**What is asked:**
Within the records below, find each line that holds the string "color", then copy it.

**Stored records:**
— START —

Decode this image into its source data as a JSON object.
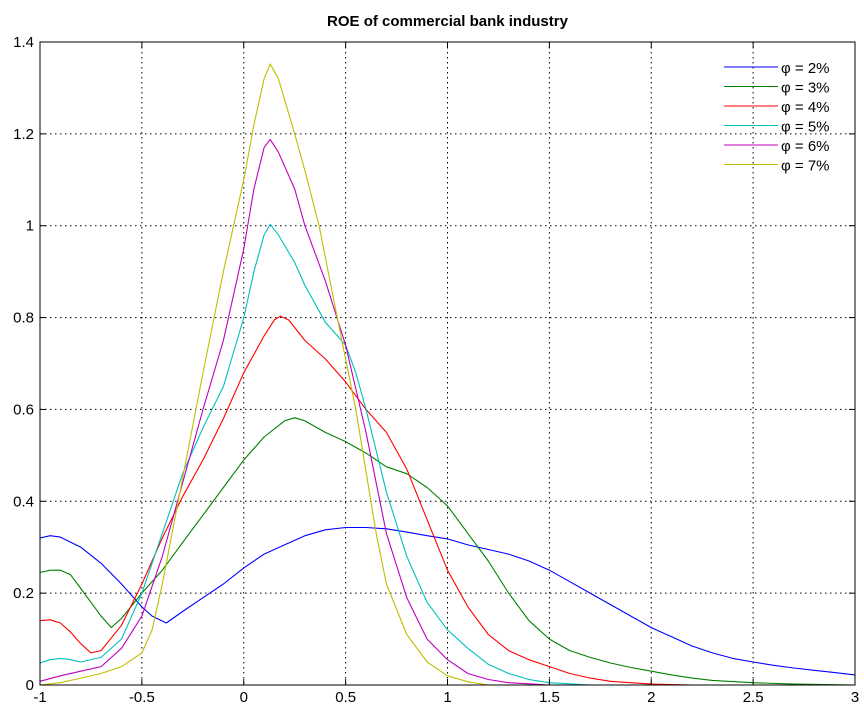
{
  "chart_data": {
    "type": "line",
    "title": "ROE of commercial bank industry",
    "xlabel": "",
    "ylabel": "",
    "xlim": [
      -1,
      3
    ],
    "ylim": [
      0,
      1.4
    ],
    "grid": true,
    "legend_position": "top-right",
    "x_ticks": [
      {
        "value": -1,
        "label": "-1"
      },
      {
        "value": -0.5,
        "label": "-0.5"
      },
      {
        "value": 0,
        "label": "0"
      },
      {
        "value": 0.5,
        "label": "0.5"
      },
      {
        "value": 1,
        "label": "1"
      },
      {
        "value": 1.5,
        "label": "1.5"
      },
      {
        "value": 2,
        "label": "2"
      },
      {
        "value": 2.5,
        "label": "2.5"
      },
      {
        "value": 3,
        "label": "3"
      }
    ],
    "y_ticks": [
      {
        "value": 0,
        "label": "0"
      },
      {
        "value": 0.2,
        "label": "0.2"
      },
      {
        "value": 0.4,
        "label": "0.4"
      },
      {
        "value": 0.6,
        "label": "0.6"
      },
      {
        "value": 0.8,
        "label": "0.8"
      },
      {
        "value": 1,
        "label": "1"
      },
      {
        "value": 1.2,
        "label": "1.2"
      },
      {
        "value": 1.4,
        "label": "1.4"
      }
    ],
    "series": [
      {
        "name": "φ = 2%",
        "color": "#0000ff",
        "points": [
          [
            -1,
            0.32
          ],
          [
            -0.95,
            0.325
          ],
          [
            -0.9,
            0.322
          ],
          [
            -0.8,
            0.3
          ],
          [
            -0.7,
            0.265
          ],
          [
            -0.6,
            0.22
          ],
          [
            -0.5,
            0.17
          ],
          [
            -0.45,
            0.15
          ],
          [
            -0.38,
            0.135
          ],
          [
            -0.3,
            0.16
          ],
          [
            -0.2,
            0.19
          ],
          [
            -0.1,
            0.22
          ],
          [
            0,
            0.255
          ],
          [
            0.1,
            0.285
          ],
          [
            0.2,
            0.305
          ],
          [
            0.3,
            0.325
          ],
          [
            0.4,
            0.338
          ],
          [
            0.5,
            0.343
          ],
          [
            0.6,
            0.343
          ],
          [
            0.7,
            0.34
          ],
          [
            0.8,
            0.333
          ],
          [
            0.9,
            0.325
          ],
          [
            1,
            0.318
          ],
          [
            1.1,
            0.305
          ],
          [
            1.2,
            0.295
          ],
          [
            1.3,
            0.285
          ],
          [
            1.4,
            0.27
          ],
          [
            1.5,
            0.25
          ],
          [
            1.6,
            0.225
          ],
          [
            1.7,
            0.2
          ],
          [
            1.8,
            0.175
          ],
          [
            1.9,
            0.15
          ],
          [
            2,
            0.125
          ],
          [
            2.1,
            0.105
          ],
          [
            2.2,
            0.085
          ],
          [
            2.3,
            0.07
          ],
          [
            2.4,
            0.058
          ],
          [
            2.5,
            0.05
          ],
          [
            2.6,
            0.043
          ],
          [
            2.7,
            0.037
          ],
          [
            2.8,
            0.032
          ],
          [
            2.9,
            0.027
          ],
          [
            3,
            0.022
          ]
        ]
      },
      {
        "name": "φ = 3%",
        "color": "#008000",
        "points": [
          [
            -1,
            0.245
          ],
          [
            -0.95,
            0.25
          ],
          [
            -0.9,
            0.25
          ],
          [
            -0.85,
            0.24
          ],
          [
            -0.8,
            0.21
          ],
          [
            -0.75,
            0.18
          ],
          [
            -0.7,
            0.15
          ],
          [
            -0.65,
            0.125
          ],
          [
            -0.6,
            0.145
          ],
          [
            -0.5,
            0.2
          ],
          [
            -0.4,
            0.25
          ],
          [
            -0.3,
            0.31
          ],
          [
            -0.2,
            0.37
          ],
          [
            -0.1,
            0.43
          ],
          [
            0,
            0.49
          ],
          [
            0.1,
            0.54
          ],
          [
            0.2,
            0.575
          ],
          [
            0.25,
            0.582
          ],
          [
            0.3,
            0.575
          ],
          [
            0.4,
            0.55
          ],
          [
            0.5,
            0.53
          ],
          [
            0.6,
            0.505
          ],
          [
            0.7,
            0.475
          ],
          [
            0.8,
            0.46
          ],
          [
            0.9,
            0.43
          ],
          [
            1,
            0.39
          ],
          [
            1.1,
            0.33
          ],
          [
            1.2,
            0.27
          ],
          [
            1.3,
            0.2
          ],
          [
            1.4,
            0.14
          ],
          [
            1.5,
            0.1
          ],
          [
            1.6,
            0.075
          ],
          [
            1.7,
            0.06
          ],
          [
            1.8,
            0.048
          ],
          [
            1.9,
            0.038
          ],
          [
            2,
            0.03
          ],
          [
            2.1,
            0.022
          ],
          [
            2.2,
            0.015
          ],
          [
            2.3,
            0.01
          ],
          [
            2.5,
            0.005
          ],
          [
            2.7,
            0.002
          ],
          [
            3,
            0.0
          ]
        ]
      },
      {
        "name": "φ = 4%",
        "color": "#ff0000",
        "points": [
          [
            -1,
            0.14
          ],
          [
            -0.95,
            0.142
          ],
          [
            -0.9,
            0.135
          ],
          [
            -0.85,
            0.115
          ],
          [
            -0.8,
            0.09
          ],
          [
            -0.75,
            0.07
          ],
          [
            -0.7,
            0.075
          ],
          [
            -0.6,
            0.13
          ],
          [
            -0.5,
            0.22
          ],
          [
            -0.4,
            0.32
          ],
          [
            -0.3,
            0.41
          ],
          [
            -0.2,
            0.49
          ],
          [
            -0.1,
            0.58
          ],
          [
            0,
            0.68
          ],
          [
            0.1,
            0.76
          ],
          [
            0.15,
            0.795
          ],
          [
            0.18,
            0.803
          ],
          [
            0.22,
            0.795
          ],
          [
            0.3,
            0.75
          ],
          [
            0.4,
            0.71
          ],
          [
            0.5,
            0.66
          ],
          [
            0.6,
            0.6
          ],
          [
            0.7,
            0.55
          ],
          [
            0.8,
            0.47
          ],
          [
            0.9,
            0.36
          ],
          [
            1,
            0.25
          ],
          [
            1.1,
            0.17
          ],
          [
            1.2,
            0.11
          ],
          [
            1.3,
            0.075
          ],
          [
            1.4,
            0.055
          ],
          [
            1.5,
            0.04
          ],
          [
            1.6,
            0.025
          ],
          [
            1.7,
            0.015
          ],
          [
            1.8,
            0.008
          ],
          [
            2,
            0.002
          ],
          [
            2.2,
            0.0
          ]
        ]
      },
      {
        "name": "φ = 5%",
        "color": "#00bfbf",
        "points": [
          [
            -1,
            0.048
          ],
          [
            -0.95,
            0.055
          ],
          [
            -0.9,
            0.058
          ],
          [
            -0.85,
            0.055
          ],
          [
            -0.8,
            0.05
          ],
          [
            -0.7,
            0.06
          ],
          [
            -0.6,
            0.1
          ],
          [
            -0.5,
            0.2
          ],
          [
            -0.4,
            0.33
          ],
          [
            -0.3,
            0.46
          ],
          [
            -0.2,
            0.56
          ],
          [
            -0.1,
            0.65
          ],
          [
            0,
            0.8
          ],
          [
            0.05,
            0.9
          ],
          [
            0.1,
            0.98
          ],
          [
            0.13,
            1.003
          ],
          [
            0.17,
            0.98
          ],
          [
            0.25,
            0.92
          ],
          [
            0.3,
            0.87
          ],
          [
            0.4,
            0.79
          ],
          [
            0.5,
            0.74
          ],
          [
            0.55,
            0.68
          ],
          [
            0.6,
            0.6
          ],
          [
            0.7,
            0.42
          ],
          [
            0.8,
            0.28
          ],
          [
            0.9,
            0.18
          ],
          [
            1,
            0.12
          ],
          [
            1.1,
            0.08
          ],
          [
            1.2,
            0.045
          ],
          [
            1.3,
            0.025
          ],
          [
            1.4,
            0.012
          ],
          [
            1.5,
            0.005
          ],
          [
            1.7,
            0.0
          ]
        ]
      },
      {
        "name": "φ = 6%",
        "color": "#bf00bf",
        "points": [
          [
            -1,
            0.008
          ],
          [
            -0.9,
            0.02
          ],
          [
            -0.8,
            0.03
          ],
          [
            -0.7,
            0.04
          ],
          [
            -0.6,
            0.08
          ],
          [
            -0.5,
            0.15
          ],
          [
            -0.4,
            0.28
          ],
          [
            -0.3,
            0.44
          ],
          [
            -0.2,
            0.6
          ],
          [
            -0.1,
            0.75
          ],
          [
            0,
            0.95
          ],
          [
            0.05,
            1.08
          ],
          [
            0.1,
            1.17
          ],
          [
            0.13,
            1.188
          ],
          [
            0.17,
            1.16
          ],
          [
            0.25,
            1.08
          ],
          [
            0.3,
            1.0
          ],
          [
            0.4,
            0.88
          ],
          [
            0.5,
            0.74
          ],
          [
            0.6,
            0.55
          ],
          [
            0.7,
            0.33
          ],
          [
            0.8,
            0.19
          ],
          [
            0.9,
            0.1
          ],
          [
            1,
            0.055
          ],
          [
            1.1,
            0.025
          ],
          [
            1.2,
            0.012
          ],
          [
            1.3,
            0.005
          ],
          [
            1.5,
            0.0
          ]
        ]
      },
      {
        "name": "φ = 7%",
        "color": "#bfbf00",
        "points": [
          [
            -1,
            0.0
          ],
          [
            -0.9,
            0.005
          ],
          [
            -0.8,
            0.015
          ],
          [
            -0.7,
            0.025
          ],
          [
            -0.6,
            0.04
          ],
          [
            -0.5,
            0.07
          ],
          [
            -0.45,
            0.12
          ],
          [
            -0.4,
            0.22
          ],
          [
            -0.3,
            0.45
          ],
          [
            -0.2,
            0.68
          ],
          [
            -0.1,
            0.9
          ],
          [
            0,
            1.1
          ],
          [
            0.05,
            1.22
          ],
          [
            0.1,
            1.32
          ],
          [
            0.13,
            1.352
          ],
          [
            0.17,
            1.32
          ],
          [
            0.25,
            1.2
          ],
          [
            0.3,
            1.12
          ],
          [
            0.37,
            1.0
          ],
          [
            0.45,
            0.82
          ],
          [
            0.55,
            0.6
          ],
          [
            0.65,
            0.33
          ],
          [
            0.7,
            0.22
          ],
          [
            0.8,
            0.11
          ],
          [
            0.9,
            0.05
          ],
          [
            1,
            0.02
          ],
          [
            1.1,
            0.007
          ],
          [
            1.2,
            0.0
          ]
        ]
      }
    ]
  }
}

— END —

**Solution to this exercise:**
        "color": "#0000ff",
        "color": "#008000",
        "color": "#ff0000",
        "color": "#00bfbf",
        "color": "#bf00bf",
        "color": "#bfbf00",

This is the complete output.